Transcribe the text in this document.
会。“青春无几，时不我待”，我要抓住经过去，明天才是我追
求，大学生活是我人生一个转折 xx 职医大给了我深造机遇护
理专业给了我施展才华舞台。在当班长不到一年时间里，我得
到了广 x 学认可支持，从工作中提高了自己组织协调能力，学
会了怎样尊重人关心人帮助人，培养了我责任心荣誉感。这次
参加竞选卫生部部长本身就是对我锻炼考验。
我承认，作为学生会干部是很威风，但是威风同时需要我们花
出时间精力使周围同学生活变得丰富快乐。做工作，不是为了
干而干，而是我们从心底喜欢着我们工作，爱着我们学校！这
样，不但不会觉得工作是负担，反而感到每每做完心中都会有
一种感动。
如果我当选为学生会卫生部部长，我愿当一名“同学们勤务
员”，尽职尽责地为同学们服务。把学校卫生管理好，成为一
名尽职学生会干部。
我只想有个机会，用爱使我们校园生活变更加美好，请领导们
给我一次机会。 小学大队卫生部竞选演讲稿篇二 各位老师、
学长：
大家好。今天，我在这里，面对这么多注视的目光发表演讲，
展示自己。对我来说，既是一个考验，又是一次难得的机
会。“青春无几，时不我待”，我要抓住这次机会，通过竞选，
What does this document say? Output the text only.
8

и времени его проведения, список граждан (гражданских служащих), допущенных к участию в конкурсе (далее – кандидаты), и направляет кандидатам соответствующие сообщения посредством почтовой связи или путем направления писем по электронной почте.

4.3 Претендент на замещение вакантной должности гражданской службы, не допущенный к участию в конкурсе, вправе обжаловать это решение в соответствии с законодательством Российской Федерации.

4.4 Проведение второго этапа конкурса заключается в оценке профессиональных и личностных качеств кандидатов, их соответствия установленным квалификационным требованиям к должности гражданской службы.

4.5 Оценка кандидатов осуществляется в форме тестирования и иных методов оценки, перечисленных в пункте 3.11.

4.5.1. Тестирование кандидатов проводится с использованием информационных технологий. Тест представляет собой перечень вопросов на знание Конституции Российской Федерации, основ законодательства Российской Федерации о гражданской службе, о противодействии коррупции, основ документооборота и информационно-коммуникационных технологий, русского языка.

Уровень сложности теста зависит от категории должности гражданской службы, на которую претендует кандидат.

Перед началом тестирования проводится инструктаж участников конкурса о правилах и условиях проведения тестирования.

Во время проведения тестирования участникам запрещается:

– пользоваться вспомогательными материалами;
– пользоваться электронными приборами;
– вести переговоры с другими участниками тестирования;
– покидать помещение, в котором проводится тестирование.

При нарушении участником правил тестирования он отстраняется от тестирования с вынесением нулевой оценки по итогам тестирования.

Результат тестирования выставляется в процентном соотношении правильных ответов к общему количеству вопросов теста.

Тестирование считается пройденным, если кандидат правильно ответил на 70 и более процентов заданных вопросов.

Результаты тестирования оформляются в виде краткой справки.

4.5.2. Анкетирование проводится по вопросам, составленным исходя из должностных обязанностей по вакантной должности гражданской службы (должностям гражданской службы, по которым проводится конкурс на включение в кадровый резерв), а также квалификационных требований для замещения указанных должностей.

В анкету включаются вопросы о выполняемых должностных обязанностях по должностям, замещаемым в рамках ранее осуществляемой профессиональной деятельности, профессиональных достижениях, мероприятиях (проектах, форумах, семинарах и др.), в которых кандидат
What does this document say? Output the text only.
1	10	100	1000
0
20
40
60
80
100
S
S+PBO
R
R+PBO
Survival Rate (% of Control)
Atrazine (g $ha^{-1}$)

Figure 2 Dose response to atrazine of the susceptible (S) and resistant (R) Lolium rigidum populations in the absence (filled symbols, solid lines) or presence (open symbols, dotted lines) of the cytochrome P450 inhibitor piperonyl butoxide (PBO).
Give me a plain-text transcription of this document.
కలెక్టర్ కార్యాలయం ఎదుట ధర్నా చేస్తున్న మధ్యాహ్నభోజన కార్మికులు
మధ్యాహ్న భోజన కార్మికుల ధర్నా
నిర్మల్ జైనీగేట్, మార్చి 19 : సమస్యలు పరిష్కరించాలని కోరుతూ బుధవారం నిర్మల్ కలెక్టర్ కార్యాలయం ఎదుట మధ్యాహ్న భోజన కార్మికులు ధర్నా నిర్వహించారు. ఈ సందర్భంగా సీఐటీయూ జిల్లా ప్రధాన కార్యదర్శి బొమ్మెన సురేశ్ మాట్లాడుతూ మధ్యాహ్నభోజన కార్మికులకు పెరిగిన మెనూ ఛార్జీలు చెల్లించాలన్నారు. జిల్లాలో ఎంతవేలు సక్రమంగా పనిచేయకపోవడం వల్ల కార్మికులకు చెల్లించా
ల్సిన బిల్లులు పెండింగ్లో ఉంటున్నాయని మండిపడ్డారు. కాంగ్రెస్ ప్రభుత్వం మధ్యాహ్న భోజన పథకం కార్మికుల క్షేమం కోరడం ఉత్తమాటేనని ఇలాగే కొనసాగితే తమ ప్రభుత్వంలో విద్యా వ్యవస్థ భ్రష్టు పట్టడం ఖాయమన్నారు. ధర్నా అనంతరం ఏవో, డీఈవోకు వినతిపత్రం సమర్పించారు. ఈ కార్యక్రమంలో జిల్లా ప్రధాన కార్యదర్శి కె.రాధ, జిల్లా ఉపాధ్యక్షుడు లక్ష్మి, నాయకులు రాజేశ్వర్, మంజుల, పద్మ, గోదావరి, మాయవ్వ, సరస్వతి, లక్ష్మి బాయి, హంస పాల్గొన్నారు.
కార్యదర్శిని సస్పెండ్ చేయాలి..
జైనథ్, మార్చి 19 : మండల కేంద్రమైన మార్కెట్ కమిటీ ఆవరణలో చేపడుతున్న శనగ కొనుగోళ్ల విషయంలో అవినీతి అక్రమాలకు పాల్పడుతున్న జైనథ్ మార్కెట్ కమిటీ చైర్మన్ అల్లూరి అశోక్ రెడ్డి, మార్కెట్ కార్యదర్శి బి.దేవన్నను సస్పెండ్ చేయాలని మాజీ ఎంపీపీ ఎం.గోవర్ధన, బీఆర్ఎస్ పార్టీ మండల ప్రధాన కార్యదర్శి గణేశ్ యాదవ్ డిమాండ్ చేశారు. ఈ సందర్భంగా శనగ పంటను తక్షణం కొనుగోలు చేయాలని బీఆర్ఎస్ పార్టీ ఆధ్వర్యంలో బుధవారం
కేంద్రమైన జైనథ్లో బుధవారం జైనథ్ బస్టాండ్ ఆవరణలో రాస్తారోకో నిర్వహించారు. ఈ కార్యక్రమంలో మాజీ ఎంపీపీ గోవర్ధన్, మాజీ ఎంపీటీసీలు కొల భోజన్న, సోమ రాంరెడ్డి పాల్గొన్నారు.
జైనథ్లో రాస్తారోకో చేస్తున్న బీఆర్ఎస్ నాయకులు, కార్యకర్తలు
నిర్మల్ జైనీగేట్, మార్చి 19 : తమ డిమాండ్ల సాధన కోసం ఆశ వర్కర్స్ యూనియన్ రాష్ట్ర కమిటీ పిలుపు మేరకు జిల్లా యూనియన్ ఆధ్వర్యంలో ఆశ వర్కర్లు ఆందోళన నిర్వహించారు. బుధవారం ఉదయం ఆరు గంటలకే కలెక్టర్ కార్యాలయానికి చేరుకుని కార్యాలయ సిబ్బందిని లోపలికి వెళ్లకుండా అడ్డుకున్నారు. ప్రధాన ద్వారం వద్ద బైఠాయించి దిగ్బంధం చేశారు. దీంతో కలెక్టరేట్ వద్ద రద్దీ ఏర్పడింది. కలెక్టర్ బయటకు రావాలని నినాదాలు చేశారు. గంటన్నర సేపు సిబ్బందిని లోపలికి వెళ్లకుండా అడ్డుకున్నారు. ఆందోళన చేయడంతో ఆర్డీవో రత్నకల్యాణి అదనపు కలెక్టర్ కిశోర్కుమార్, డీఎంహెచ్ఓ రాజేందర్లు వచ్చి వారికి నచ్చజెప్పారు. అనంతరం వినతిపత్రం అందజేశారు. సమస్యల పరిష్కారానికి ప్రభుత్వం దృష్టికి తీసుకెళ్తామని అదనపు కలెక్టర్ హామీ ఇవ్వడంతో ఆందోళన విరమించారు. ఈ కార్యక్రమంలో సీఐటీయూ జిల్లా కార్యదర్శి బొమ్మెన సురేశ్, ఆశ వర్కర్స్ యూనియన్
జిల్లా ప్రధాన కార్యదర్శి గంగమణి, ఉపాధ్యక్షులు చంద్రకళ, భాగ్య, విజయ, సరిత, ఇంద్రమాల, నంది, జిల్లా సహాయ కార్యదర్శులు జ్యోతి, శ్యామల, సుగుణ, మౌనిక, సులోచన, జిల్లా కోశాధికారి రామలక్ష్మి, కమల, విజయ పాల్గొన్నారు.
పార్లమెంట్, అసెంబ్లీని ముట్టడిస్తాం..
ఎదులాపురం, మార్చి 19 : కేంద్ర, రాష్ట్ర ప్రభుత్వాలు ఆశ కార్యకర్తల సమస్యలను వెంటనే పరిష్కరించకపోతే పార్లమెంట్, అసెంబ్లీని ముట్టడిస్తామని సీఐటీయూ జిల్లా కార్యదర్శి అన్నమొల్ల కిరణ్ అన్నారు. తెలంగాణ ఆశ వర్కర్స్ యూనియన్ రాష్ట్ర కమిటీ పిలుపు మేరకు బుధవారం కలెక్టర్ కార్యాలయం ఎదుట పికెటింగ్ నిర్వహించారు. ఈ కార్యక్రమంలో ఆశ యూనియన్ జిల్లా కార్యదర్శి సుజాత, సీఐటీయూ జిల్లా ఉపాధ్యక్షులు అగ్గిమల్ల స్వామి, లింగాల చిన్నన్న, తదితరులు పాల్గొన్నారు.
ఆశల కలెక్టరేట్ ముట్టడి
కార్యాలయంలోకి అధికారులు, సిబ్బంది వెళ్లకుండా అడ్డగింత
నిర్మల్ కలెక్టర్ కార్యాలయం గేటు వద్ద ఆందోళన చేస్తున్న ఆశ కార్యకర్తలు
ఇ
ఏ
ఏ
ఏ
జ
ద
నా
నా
■ ■ ■
→ AIM
Give nothing but the number of lines containing the string "должности".

→ TASK RESULT
4